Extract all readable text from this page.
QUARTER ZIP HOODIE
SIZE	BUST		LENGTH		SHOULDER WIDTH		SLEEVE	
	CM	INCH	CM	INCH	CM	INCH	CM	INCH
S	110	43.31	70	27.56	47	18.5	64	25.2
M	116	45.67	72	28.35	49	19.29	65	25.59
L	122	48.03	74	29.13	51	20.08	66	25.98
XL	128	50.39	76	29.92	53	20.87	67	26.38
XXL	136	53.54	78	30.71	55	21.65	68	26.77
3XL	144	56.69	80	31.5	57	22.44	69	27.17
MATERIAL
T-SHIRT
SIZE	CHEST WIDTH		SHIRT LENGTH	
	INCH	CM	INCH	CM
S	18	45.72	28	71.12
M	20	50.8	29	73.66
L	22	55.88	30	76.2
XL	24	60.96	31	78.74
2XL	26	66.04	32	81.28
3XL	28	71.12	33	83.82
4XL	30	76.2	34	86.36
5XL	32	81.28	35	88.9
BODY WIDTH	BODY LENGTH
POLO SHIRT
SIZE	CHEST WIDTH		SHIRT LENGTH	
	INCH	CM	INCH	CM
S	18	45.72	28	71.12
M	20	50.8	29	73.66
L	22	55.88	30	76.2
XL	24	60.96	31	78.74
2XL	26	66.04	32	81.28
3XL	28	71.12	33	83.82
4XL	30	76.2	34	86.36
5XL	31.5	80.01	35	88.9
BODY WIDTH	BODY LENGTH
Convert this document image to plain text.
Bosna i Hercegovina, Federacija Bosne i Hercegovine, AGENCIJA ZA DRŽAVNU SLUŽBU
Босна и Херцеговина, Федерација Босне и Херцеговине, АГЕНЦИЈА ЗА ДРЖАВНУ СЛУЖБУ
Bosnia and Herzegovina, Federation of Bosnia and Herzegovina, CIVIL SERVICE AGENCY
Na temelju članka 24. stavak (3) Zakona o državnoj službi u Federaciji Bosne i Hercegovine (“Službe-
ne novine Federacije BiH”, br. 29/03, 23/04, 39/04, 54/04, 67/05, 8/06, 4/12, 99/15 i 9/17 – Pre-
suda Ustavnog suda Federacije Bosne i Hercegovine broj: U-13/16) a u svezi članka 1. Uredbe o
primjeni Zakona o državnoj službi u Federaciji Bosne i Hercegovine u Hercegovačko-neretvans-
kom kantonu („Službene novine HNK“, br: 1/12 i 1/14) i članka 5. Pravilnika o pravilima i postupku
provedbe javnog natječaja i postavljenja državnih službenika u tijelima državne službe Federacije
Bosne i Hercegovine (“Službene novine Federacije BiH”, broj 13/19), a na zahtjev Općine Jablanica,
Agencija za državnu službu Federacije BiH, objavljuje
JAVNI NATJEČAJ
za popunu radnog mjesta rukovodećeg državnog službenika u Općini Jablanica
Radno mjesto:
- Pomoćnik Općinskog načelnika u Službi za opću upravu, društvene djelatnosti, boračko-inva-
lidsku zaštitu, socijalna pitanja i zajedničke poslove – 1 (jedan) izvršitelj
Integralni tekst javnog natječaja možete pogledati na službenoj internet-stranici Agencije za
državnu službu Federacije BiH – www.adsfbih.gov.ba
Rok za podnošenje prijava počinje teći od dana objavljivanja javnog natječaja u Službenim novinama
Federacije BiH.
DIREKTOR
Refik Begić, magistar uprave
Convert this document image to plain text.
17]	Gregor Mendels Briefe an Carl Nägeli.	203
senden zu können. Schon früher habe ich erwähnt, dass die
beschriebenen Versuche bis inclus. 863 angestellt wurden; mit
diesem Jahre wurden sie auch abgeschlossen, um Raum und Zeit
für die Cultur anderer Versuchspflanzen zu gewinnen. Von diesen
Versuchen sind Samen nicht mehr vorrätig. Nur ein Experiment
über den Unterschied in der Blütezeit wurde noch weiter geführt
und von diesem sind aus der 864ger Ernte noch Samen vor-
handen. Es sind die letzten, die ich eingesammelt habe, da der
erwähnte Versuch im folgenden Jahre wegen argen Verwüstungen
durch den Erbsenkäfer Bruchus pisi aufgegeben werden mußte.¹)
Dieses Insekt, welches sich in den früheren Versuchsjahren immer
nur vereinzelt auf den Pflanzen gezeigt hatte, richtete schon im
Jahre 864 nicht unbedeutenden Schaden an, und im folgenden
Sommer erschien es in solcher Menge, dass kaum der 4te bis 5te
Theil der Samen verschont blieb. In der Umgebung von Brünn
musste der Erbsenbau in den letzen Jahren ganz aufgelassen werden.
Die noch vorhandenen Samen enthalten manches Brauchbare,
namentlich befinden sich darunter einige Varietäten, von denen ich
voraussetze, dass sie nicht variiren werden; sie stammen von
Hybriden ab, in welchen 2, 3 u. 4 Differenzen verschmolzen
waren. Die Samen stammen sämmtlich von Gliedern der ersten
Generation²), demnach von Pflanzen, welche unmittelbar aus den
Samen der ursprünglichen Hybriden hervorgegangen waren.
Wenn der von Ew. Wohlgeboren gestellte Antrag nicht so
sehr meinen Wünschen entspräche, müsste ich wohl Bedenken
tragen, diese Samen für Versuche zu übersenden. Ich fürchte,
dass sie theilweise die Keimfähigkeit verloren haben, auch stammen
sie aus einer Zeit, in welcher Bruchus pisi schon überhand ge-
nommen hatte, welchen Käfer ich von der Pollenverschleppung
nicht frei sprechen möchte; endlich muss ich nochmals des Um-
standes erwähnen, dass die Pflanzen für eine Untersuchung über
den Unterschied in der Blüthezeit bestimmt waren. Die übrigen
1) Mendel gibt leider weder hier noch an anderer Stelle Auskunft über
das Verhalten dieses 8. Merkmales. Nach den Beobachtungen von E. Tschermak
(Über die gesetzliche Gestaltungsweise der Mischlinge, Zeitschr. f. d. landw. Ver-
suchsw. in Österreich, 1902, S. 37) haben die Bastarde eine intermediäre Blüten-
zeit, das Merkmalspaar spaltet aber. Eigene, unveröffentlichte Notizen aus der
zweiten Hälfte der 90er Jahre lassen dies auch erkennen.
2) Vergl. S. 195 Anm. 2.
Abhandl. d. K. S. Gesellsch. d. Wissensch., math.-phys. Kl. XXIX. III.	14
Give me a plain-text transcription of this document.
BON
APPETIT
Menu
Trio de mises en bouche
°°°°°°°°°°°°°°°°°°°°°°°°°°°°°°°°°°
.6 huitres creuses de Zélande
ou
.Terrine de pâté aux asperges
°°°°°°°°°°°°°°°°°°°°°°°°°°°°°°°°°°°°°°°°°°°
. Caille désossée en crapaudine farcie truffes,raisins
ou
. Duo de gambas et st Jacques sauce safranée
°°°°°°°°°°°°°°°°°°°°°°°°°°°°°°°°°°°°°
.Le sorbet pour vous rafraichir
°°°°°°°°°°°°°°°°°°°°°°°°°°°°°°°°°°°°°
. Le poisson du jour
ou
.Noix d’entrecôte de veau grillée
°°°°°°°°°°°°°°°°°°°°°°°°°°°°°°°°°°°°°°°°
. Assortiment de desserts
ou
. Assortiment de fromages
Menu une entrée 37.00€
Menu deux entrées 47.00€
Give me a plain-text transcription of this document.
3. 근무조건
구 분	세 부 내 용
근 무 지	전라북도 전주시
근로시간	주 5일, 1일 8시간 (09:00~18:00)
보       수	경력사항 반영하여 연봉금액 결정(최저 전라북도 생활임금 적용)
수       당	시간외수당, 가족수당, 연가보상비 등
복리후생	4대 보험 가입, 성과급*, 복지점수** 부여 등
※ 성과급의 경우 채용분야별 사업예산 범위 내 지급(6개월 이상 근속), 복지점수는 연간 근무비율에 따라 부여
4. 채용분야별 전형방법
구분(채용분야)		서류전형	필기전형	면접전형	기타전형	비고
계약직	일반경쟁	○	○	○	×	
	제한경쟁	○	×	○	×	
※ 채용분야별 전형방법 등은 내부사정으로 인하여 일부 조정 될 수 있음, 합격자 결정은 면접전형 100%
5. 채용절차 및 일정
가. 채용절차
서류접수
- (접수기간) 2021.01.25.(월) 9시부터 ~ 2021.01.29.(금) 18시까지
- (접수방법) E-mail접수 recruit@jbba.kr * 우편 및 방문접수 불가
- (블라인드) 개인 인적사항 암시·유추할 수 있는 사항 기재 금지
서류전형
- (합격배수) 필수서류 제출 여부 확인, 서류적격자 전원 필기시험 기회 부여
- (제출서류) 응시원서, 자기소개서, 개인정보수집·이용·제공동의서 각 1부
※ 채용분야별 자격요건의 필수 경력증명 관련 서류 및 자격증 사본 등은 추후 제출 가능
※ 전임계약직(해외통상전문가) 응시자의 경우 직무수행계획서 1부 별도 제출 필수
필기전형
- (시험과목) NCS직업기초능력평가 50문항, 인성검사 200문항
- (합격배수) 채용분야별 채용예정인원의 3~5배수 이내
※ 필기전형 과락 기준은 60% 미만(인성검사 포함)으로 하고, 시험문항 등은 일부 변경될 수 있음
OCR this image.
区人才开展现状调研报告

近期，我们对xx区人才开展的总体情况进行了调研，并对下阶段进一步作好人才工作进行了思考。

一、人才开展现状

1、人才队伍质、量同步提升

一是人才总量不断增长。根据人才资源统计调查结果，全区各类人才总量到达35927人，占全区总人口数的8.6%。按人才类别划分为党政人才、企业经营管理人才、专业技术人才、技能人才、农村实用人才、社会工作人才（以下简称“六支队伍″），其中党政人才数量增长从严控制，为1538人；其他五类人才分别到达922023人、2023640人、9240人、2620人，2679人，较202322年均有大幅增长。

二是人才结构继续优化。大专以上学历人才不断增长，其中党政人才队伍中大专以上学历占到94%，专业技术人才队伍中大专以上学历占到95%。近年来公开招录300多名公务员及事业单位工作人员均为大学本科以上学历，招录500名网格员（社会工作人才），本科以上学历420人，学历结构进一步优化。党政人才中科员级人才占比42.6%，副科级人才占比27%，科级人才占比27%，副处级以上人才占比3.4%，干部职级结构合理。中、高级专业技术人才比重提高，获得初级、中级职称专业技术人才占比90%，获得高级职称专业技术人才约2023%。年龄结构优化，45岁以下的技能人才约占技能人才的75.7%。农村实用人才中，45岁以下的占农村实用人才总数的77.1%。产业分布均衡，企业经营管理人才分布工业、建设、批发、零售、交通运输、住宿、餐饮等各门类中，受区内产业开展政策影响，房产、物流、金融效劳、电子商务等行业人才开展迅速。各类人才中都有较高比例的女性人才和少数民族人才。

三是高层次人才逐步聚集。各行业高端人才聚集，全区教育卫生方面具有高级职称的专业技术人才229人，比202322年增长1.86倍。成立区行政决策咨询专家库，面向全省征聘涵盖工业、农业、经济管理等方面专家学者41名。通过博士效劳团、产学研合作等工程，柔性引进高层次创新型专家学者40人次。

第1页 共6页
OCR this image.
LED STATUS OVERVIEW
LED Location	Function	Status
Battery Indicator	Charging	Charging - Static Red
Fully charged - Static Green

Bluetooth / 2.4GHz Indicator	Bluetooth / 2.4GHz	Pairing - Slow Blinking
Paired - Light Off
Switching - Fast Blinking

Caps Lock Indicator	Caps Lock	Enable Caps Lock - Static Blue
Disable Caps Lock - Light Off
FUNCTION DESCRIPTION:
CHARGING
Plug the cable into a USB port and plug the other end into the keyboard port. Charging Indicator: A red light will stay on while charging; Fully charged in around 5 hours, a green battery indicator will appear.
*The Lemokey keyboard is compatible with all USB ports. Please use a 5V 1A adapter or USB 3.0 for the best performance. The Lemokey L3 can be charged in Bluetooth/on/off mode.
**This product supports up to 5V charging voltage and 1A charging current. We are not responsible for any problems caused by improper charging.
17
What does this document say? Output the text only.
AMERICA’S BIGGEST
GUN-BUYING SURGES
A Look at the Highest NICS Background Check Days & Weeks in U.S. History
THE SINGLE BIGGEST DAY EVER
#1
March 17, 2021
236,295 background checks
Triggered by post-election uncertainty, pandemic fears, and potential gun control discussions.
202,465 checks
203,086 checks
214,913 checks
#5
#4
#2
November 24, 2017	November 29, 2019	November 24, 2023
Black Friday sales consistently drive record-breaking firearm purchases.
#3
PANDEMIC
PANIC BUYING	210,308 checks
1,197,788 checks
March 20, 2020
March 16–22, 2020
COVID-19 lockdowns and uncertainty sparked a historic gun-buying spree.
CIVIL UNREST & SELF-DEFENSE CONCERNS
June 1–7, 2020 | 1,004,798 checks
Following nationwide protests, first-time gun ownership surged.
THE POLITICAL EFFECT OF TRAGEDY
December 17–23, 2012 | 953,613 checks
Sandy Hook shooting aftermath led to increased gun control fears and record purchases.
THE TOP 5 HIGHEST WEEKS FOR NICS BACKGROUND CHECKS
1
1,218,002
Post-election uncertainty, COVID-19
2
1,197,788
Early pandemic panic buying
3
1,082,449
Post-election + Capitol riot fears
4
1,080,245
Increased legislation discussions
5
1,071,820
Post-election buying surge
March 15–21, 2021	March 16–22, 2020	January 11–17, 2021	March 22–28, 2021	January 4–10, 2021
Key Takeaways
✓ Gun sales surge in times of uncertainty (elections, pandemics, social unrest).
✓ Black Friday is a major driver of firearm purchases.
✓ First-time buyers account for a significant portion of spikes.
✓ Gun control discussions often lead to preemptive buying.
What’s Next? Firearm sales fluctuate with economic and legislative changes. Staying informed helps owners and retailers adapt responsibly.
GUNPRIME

-- The task --
Pull out every line of the records above that contains the word "sich".

-- Full response --
Dieses Insekt, welches sich in den früheren Versuchsjahren immer
namentlich befinden sich darunter einige Varietäten, von denen ich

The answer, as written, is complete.